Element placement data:
^^^^^^^^^^^^^^^^

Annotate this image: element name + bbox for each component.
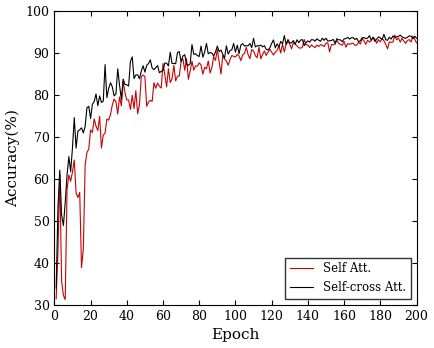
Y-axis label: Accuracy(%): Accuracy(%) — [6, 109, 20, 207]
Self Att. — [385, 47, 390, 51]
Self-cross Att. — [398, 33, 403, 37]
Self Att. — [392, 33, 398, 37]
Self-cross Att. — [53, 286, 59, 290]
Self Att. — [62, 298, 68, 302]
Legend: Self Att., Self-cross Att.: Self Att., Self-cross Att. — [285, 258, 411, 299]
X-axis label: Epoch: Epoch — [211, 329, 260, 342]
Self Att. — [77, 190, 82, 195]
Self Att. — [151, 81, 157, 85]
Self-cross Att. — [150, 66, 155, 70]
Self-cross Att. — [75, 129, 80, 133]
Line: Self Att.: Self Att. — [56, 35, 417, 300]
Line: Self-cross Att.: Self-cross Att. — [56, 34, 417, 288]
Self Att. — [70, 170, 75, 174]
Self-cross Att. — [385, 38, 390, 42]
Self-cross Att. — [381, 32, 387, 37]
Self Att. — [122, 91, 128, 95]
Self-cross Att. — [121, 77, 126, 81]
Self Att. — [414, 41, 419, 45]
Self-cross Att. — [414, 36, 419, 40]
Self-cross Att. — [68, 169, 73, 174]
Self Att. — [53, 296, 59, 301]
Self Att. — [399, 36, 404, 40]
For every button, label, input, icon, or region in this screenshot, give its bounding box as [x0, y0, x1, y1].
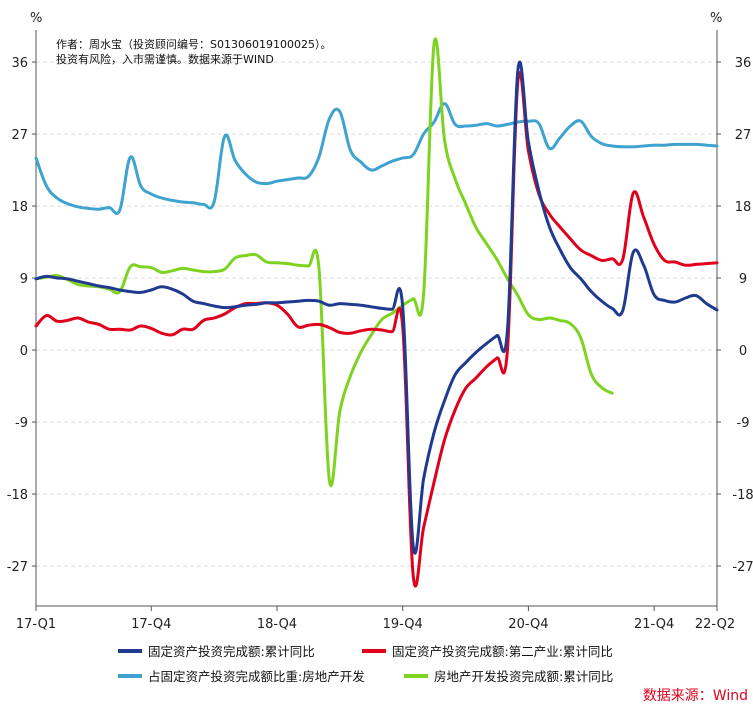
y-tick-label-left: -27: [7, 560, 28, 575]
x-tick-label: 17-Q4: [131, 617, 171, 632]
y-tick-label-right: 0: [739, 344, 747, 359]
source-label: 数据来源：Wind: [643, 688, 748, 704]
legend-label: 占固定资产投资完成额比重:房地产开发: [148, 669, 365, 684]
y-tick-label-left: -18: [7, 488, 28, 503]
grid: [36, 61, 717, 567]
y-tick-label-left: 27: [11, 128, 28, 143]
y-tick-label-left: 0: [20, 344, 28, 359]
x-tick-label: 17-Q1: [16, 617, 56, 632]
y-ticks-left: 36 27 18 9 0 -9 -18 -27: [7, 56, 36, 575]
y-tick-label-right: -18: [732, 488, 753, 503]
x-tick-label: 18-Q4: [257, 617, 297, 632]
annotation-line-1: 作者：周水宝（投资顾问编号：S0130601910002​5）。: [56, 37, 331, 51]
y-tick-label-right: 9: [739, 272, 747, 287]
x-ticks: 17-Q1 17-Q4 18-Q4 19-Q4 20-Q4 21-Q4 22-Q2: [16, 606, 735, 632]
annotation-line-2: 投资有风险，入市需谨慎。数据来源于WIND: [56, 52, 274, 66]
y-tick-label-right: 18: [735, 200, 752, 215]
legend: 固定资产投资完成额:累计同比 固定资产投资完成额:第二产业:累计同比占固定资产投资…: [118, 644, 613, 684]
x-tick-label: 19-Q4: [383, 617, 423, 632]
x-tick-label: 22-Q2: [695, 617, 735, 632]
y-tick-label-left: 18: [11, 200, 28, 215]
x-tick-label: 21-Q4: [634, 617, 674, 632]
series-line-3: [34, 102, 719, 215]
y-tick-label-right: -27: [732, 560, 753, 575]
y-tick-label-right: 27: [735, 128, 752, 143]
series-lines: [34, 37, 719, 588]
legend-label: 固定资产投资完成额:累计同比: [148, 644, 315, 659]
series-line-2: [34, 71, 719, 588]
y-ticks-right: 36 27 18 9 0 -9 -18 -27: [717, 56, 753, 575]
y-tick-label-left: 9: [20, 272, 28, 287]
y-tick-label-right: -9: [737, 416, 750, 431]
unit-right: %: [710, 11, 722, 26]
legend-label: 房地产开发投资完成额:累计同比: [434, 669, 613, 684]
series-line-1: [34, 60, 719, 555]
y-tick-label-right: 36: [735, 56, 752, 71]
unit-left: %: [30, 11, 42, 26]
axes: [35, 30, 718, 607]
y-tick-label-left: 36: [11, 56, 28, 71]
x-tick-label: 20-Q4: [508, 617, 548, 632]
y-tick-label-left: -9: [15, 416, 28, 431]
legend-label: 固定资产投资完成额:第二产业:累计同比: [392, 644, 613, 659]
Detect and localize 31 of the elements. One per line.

^^^^^^^^^^^^^^^^

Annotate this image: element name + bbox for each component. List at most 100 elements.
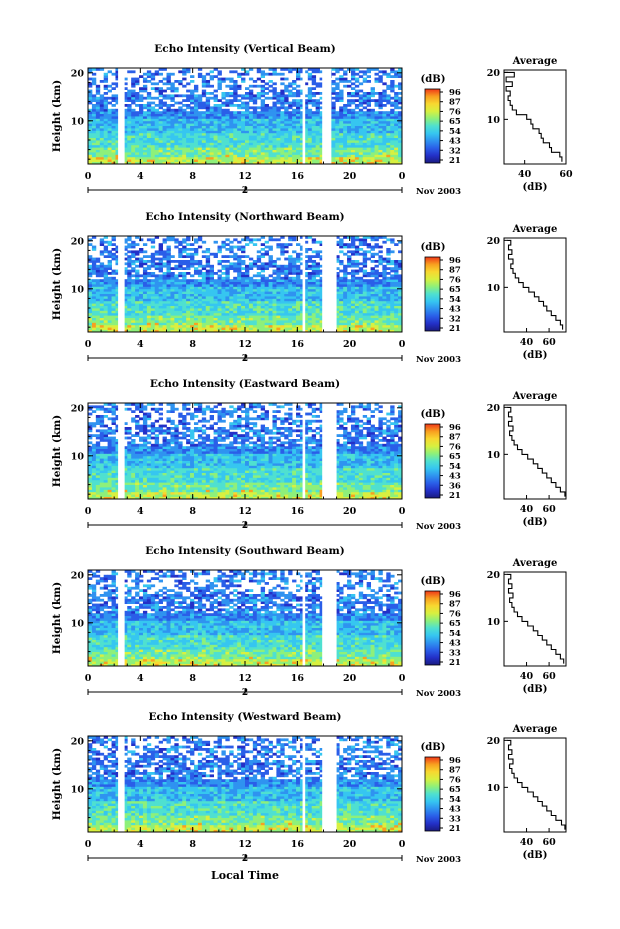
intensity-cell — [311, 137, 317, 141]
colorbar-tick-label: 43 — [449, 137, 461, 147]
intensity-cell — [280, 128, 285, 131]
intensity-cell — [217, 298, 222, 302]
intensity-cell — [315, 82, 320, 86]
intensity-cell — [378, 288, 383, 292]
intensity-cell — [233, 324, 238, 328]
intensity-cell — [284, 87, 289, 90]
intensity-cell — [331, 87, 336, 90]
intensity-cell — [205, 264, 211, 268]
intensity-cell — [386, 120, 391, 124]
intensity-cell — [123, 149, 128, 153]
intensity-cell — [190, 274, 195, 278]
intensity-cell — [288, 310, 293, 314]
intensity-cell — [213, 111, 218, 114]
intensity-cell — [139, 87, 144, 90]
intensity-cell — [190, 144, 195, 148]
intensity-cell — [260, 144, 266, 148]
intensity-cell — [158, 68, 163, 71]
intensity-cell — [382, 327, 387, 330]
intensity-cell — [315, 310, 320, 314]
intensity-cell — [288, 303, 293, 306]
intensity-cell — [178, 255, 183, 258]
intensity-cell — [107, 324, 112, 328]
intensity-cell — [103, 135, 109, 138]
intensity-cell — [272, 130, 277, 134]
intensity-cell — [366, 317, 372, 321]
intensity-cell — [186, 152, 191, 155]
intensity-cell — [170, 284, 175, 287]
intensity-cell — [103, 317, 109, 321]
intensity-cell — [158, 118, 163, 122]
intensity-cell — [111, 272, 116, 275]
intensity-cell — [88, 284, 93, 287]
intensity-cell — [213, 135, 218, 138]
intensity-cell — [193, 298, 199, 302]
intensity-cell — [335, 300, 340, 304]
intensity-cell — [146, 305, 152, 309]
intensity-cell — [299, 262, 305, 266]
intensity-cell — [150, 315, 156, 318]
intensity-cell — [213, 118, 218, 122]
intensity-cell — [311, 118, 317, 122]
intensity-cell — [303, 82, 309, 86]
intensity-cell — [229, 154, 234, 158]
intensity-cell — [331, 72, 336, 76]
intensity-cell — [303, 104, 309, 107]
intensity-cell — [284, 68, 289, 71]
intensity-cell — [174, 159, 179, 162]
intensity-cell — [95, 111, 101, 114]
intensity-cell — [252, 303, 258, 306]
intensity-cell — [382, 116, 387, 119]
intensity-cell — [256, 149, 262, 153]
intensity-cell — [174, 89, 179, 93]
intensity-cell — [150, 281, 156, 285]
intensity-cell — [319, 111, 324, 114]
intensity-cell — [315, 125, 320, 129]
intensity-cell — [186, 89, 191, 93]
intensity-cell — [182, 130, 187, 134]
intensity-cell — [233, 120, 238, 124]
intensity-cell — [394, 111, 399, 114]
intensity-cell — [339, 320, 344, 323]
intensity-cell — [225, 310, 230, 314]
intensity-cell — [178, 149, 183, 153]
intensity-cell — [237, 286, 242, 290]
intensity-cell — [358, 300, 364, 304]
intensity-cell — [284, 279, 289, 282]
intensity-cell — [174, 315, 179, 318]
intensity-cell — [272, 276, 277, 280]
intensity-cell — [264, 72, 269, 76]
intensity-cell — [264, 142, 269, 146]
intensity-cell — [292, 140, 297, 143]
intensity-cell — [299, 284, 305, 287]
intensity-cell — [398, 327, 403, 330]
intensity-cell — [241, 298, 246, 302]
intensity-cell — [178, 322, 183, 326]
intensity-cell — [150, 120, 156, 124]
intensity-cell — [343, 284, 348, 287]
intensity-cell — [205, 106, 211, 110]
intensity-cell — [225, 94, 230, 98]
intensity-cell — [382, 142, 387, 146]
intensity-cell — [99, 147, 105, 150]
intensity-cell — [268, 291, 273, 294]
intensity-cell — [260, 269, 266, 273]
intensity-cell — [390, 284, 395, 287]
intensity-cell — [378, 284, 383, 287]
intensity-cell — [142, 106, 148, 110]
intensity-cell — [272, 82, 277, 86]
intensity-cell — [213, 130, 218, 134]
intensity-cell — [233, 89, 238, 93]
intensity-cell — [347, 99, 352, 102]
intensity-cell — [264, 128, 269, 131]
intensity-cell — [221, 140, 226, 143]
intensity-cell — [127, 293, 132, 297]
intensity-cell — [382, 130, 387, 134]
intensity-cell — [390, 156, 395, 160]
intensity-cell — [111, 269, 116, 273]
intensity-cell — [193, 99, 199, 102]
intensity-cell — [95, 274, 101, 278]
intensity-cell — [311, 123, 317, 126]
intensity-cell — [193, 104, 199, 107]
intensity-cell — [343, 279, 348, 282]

^^^^^^^^^^^^^^^^

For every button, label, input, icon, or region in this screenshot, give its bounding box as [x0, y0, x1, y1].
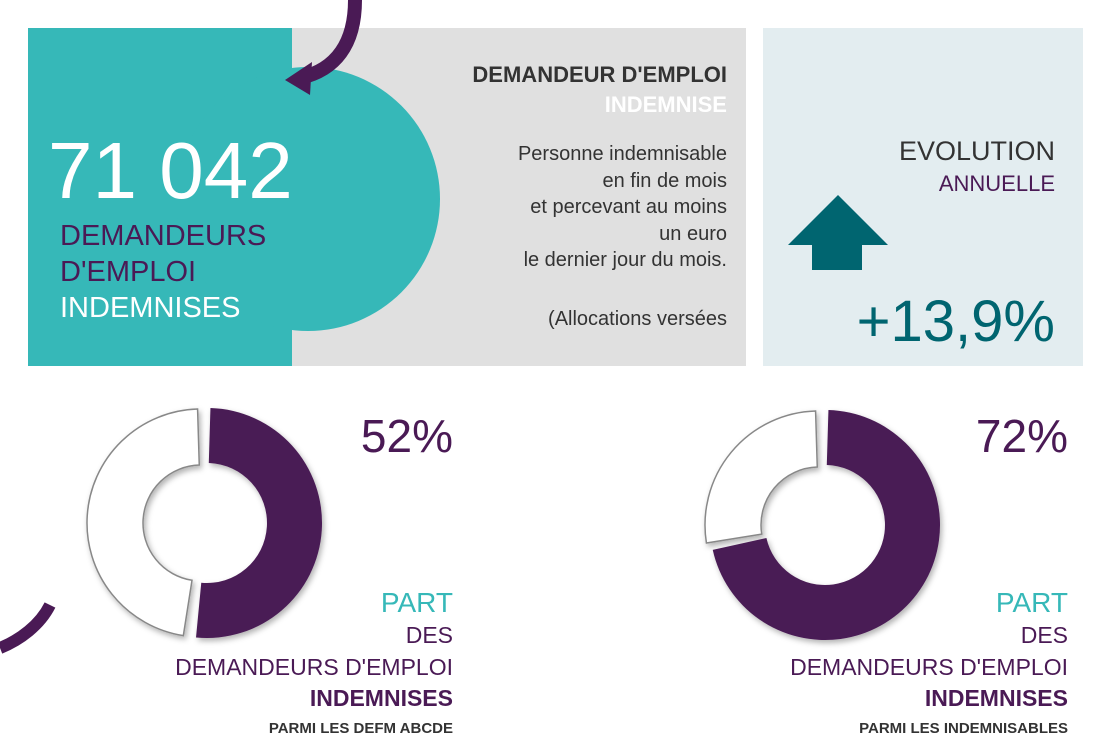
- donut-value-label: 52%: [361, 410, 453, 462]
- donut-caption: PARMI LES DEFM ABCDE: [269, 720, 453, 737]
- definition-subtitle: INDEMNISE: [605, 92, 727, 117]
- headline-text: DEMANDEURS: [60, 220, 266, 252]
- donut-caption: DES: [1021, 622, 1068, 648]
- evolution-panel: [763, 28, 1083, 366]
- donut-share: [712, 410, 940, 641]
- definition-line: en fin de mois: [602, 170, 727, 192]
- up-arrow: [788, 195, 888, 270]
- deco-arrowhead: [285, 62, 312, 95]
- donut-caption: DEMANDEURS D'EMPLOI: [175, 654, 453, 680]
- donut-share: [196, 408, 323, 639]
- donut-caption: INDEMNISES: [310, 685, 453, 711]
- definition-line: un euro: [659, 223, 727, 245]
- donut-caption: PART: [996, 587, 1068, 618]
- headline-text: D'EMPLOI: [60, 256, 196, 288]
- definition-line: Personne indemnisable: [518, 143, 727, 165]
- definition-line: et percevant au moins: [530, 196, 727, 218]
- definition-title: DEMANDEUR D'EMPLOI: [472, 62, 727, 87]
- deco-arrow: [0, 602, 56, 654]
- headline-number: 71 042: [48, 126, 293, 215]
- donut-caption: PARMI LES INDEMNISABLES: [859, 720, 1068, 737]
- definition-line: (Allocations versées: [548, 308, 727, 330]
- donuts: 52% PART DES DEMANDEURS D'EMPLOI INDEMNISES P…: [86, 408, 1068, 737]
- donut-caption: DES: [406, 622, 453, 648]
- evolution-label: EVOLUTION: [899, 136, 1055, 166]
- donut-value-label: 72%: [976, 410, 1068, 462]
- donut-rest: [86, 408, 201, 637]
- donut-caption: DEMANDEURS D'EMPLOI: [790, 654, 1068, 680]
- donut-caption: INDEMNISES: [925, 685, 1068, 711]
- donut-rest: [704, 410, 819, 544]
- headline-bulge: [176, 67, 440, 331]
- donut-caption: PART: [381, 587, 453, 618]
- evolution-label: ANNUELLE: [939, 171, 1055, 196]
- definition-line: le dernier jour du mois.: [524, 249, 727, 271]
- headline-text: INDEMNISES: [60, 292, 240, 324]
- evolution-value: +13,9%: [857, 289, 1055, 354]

^^^^^^^^^^^^^^^^

**AIM OF THE TASK**
Update the rows from the line with "- donut-value-label: 52%: [361, 410, 453, 462]" up to and including the line with "- deco-arrowhead: [285, 62, 312, 95]" by replacing "up-arrow" with "upward-arrow". Return only those lines, with nothing else changed.

**ANSWER TO THIS PROBLEM**
- donut-value-label: 52%: [361, 410, 453, 462]
- donut-caption: PARMI LES DEFM ABCDE: [269, 720, 453, 737]
- definition-subtitle: INDEMNISE: [605, 92, 727, 117]
- headline-text: DEMANDEURS: [60, 220, 266, 252]
- donut-caption: DES: [1021, 622, 1068, 648]
- evolution-panel: [763, 28, 1083, 366]
- donut-share: [712, 410, 940, 641]
- definition-line: en fin de mois: [602, 170, 727, 192]
- upward-arrow: [788, 195, 888, 270]
- deco-arrowhead: [285, 62, 312, 95]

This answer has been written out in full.